[Exercise objective]:
Print the passage of the article on the Critical Access Hospital Relief Act below, from "Congressman Bergman Co-Sponsors" to "and clinical operations.", with no changes.
── Excerpt provided ──
Congressman Bergman Co-Sponsors Critical Access Hospital Relief Act to Ease Inpatient Service Regulations

10 November 2025

On November 10, 2025, U.S. Rep. Jack Bergman (R-MI) officially co-sponsored the Critical Access Hospital Relief Act (HR. 538) in a pivotal move for the American rural healthcare sector and hospital administrators. The proposed legislation seeks to eliminate the restrictive 96-hour physician certification requirement for inpatient services at critical access hospitals (CAHs), a long-standing regulatory challenge affecting hospital management, bed utilization, patient throughput, and clinical operations.

This regulatory adjustment is especially significant within the context of rural health, where many CAHs face strained resources, limited specialist availability, and mounting financial pressures. The 96-hour rule currently mandates that physicians certify an expectation that patients will not remain hospitalized for more than four days, regardless of clinical indications. Hospital administrators have repeatedly cited this requirement as an impractical and costly administrative burden that can lead to unnecessary patient transfers, inefficient care delivery, and, in some cases, detrimental impacts on patient outcomes and local access to critical care services.

The Critical Access Hospital Relief Act, if passed, would offer substantial operational flexibility, empowering clinical leadership and case management teams at CAHs to base discharge planning solely on patient needs rather than artificial regulatory deadlines. This measure is anticipated to streamline admission and discharge workflows while decreasing avoidable transfers, thus reducing strain on larger tertiary centers and optimizing rural facility resource allocation. Procurement professionals and healthcare facility managers are watching this development closely, as it may directly impact future planning for bed capacity, staffing models, and capital investment decisions related to expanding inpatient capabilities or specialized service lines.

The bill's bipartisan appeal—having been introduced in January 2025—reflects a wider recognition in Congress of the urgent challenges facing rural hospitals, which continue to experience disproportionate rates of closure and financial instability. Healthcare management experts note that the pandemic's legacy has exacerbated these strains and also highlighted the essential role that CAHs play as primary providers of emergency services, diagnostics and imaging, critical care, and post-acute transitional care in their regions.

Hospital leadership and policy advisors are analyzing the potential downstream effects of this legislation on compliance programs, payer relationships, and workforce planning. By lifting the 96-hour restriction, hospitals would gain latitude to provide continuous and uninterrupted care for complex cases requiring extended stays, which would reduce administrative overhead and enhance the quality of patient monitoring emergency care.

The American Hospital Association and rural health advocacy groups have expressed strong support for HR. 538, viewing it as a step toward modernizing critical access hospital operations and aligning regulatory requirements with clinical realities and best practices. For technology vendors and service providers, this change may catalyze new opportunities to develop solutions targeting length-of-stay management, in-hospital analytics, and clinical decision support software tailored to the rural environment. Contract negotiations and service-level agreements between CAHs and medical technology companies may also shift as these facilities gain the capacity to retain more complex, revenue-generating cases and invest in upgraded diagnostic or monitoring equipment.

As the bill advances, healthcare administrators should monitor federal legislative updates, engage proactively with advocacy groups, and explore strategic options for hospital service line optimization and staffing. Should HR. 538 become law, it will fundamentally alter the regulatory environment for rural inpatient management, creating immediate implications for day-to-day operations and long-range strategic planning within the hospital sector.
───
── Records ──
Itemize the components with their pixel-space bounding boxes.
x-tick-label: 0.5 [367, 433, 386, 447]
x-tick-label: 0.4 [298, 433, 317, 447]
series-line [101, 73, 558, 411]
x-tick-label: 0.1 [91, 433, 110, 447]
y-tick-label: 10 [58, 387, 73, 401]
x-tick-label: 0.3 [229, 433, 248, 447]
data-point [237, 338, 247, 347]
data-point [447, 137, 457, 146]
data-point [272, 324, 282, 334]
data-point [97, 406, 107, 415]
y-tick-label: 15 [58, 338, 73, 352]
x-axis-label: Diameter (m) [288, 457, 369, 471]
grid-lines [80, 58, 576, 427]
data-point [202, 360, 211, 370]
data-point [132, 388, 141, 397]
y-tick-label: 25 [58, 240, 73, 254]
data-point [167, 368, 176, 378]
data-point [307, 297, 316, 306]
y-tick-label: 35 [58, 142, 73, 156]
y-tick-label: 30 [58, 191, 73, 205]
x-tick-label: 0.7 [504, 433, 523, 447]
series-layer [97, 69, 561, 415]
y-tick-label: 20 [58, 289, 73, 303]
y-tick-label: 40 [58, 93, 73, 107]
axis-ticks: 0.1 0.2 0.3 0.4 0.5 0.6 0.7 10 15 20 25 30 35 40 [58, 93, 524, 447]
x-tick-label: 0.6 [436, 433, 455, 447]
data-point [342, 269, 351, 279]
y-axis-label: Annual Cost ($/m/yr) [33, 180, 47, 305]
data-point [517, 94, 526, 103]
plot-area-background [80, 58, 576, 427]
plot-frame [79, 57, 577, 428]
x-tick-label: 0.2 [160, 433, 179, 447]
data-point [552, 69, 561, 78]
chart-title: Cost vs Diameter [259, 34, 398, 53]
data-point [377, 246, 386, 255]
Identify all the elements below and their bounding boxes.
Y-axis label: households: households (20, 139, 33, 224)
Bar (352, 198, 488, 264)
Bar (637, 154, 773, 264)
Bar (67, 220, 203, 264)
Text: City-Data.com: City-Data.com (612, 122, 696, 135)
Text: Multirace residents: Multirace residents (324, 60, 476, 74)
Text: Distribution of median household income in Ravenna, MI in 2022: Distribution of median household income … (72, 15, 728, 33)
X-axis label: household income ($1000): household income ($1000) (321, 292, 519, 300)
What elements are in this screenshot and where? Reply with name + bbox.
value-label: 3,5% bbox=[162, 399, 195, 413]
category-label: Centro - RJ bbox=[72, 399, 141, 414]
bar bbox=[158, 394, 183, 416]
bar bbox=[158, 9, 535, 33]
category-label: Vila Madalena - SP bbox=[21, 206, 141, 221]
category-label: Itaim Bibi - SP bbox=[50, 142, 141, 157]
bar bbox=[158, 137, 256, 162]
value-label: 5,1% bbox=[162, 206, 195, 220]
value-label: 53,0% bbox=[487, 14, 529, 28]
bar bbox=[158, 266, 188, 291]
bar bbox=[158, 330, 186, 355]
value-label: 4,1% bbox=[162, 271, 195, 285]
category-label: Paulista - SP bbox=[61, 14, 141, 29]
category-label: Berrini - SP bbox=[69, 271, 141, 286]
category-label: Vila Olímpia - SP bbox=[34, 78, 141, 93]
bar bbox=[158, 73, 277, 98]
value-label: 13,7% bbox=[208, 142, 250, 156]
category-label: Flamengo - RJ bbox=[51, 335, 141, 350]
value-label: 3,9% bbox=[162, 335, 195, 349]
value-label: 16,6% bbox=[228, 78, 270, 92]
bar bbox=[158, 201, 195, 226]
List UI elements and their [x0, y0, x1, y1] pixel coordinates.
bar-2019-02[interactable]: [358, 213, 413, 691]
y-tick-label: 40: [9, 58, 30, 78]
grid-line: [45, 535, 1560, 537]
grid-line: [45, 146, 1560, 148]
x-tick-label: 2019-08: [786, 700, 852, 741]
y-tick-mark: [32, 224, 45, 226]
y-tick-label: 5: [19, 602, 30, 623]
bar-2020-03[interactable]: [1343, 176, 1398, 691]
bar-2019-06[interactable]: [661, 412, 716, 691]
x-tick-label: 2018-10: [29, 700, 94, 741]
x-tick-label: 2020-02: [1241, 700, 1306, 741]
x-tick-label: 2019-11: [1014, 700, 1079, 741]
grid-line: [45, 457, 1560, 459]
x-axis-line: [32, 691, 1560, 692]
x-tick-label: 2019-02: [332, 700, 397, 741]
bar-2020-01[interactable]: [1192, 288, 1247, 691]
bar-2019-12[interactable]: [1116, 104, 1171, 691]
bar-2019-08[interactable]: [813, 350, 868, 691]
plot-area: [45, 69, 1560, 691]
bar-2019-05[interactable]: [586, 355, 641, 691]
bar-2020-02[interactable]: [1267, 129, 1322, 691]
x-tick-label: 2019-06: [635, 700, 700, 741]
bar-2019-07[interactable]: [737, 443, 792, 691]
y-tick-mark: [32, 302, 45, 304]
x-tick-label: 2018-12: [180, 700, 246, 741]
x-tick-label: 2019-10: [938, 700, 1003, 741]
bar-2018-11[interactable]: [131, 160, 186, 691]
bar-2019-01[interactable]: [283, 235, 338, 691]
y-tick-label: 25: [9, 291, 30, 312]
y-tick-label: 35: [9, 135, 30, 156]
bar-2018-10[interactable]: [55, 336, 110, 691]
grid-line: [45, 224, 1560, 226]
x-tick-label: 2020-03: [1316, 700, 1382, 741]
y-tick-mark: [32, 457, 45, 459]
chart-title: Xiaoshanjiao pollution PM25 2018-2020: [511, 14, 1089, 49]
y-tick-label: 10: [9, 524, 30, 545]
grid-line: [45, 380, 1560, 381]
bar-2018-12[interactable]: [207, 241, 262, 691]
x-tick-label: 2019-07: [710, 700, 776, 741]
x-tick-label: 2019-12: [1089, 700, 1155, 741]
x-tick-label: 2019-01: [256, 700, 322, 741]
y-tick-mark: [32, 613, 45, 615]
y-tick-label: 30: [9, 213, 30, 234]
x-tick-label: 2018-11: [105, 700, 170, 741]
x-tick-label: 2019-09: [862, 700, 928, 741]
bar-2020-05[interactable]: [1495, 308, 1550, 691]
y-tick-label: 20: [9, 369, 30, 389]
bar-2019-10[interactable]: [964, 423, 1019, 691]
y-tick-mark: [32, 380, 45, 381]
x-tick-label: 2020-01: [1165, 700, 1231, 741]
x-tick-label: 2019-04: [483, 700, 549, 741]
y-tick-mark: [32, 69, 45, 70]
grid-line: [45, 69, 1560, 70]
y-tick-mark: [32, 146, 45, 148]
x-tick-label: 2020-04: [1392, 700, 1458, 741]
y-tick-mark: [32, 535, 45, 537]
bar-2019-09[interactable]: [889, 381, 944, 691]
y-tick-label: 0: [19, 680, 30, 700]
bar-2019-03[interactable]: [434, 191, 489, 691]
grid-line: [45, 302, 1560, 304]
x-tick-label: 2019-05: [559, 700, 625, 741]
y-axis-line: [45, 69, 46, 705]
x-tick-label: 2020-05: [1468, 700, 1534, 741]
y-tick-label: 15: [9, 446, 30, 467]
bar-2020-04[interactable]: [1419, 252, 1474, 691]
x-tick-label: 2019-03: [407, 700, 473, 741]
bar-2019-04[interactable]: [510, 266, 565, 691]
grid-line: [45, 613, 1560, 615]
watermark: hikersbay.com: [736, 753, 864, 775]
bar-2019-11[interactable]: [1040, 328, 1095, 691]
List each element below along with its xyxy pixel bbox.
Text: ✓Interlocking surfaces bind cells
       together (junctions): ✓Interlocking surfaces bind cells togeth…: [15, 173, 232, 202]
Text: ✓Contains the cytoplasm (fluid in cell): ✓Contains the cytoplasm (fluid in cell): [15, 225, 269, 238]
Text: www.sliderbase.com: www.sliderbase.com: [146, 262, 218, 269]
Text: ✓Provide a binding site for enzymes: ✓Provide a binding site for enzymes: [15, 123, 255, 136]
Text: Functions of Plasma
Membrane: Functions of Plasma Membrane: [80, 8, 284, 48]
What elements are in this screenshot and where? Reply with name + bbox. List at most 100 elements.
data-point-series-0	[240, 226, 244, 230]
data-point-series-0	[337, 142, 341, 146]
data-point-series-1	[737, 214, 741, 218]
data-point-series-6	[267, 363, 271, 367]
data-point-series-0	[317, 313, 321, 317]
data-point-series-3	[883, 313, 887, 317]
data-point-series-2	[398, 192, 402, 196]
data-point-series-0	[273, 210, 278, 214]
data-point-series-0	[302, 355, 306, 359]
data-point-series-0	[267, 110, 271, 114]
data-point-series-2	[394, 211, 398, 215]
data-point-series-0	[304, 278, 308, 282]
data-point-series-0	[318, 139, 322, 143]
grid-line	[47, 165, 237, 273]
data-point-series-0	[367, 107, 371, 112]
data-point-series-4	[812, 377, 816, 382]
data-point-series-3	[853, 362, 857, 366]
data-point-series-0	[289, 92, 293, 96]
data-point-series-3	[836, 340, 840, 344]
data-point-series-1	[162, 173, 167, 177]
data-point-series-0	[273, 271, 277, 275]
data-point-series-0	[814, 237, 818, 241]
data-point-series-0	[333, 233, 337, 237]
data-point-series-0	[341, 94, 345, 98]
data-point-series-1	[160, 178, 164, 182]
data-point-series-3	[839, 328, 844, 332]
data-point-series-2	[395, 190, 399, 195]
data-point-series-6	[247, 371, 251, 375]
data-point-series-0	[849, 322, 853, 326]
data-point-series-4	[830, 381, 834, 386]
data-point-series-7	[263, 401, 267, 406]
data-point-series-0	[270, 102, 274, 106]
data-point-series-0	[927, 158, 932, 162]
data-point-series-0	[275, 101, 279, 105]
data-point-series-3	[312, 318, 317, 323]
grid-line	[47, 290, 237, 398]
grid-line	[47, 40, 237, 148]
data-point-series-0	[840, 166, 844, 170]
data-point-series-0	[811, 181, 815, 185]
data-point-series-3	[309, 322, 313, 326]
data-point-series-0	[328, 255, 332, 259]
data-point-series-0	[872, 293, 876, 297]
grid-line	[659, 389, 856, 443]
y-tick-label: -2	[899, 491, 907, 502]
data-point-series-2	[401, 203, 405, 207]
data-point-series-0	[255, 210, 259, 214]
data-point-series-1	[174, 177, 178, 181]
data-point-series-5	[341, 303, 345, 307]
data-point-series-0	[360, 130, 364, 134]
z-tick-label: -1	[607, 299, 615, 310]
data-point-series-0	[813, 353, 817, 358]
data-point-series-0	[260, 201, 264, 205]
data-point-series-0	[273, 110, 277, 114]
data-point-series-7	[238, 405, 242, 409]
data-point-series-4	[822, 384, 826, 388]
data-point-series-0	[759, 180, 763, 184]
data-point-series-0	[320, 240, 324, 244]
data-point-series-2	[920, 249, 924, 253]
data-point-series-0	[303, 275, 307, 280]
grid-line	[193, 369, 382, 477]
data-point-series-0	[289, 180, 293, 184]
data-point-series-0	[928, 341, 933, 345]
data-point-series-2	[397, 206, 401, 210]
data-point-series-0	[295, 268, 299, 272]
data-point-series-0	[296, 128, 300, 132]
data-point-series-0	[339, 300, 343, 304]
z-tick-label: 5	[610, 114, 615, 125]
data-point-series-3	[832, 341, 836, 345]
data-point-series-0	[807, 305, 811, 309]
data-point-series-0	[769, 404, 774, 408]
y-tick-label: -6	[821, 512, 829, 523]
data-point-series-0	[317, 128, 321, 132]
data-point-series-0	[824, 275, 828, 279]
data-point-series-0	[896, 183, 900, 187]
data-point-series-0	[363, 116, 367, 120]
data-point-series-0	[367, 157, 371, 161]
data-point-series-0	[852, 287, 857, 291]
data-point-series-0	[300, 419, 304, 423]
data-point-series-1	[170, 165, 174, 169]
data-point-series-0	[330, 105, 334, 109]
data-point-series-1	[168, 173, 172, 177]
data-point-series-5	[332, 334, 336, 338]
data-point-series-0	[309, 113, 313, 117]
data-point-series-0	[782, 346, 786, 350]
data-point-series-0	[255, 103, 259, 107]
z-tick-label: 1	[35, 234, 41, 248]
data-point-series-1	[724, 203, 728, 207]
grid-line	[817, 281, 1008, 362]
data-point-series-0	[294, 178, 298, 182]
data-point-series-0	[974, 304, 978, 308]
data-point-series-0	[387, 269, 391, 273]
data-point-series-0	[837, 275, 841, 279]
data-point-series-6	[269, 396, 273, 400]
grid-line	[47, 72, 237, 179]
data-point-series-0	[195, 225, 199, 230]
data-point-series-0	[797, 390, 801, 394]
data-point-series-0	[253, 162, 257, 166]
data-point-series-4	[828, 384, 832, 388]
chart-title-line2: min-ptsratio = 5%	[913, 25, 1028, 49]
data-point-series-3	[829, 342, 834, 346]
───
[Exercise answer]:
Congressman Bergman Co-Sponsors Critical Access Hospital Relief Act to Ease Inpatient Service Regulations

10 November 2025

On November 10, 2025, U.S. Rep. Jack Bergman (R-MI) officially co-sponsored the Critical Access Hospital Relief Act (HR. 538) in a pivotal move for the American rural healthcare sector and hospital administrators. The proposed legislation seeks to eliminate the restrictive 96-hour physician certification requirement for inpatient services at critical access hospitals (CAHs), a long-standing regulatory challenge affecting hospital management, bed utilization, patient throughput, and clinical operations.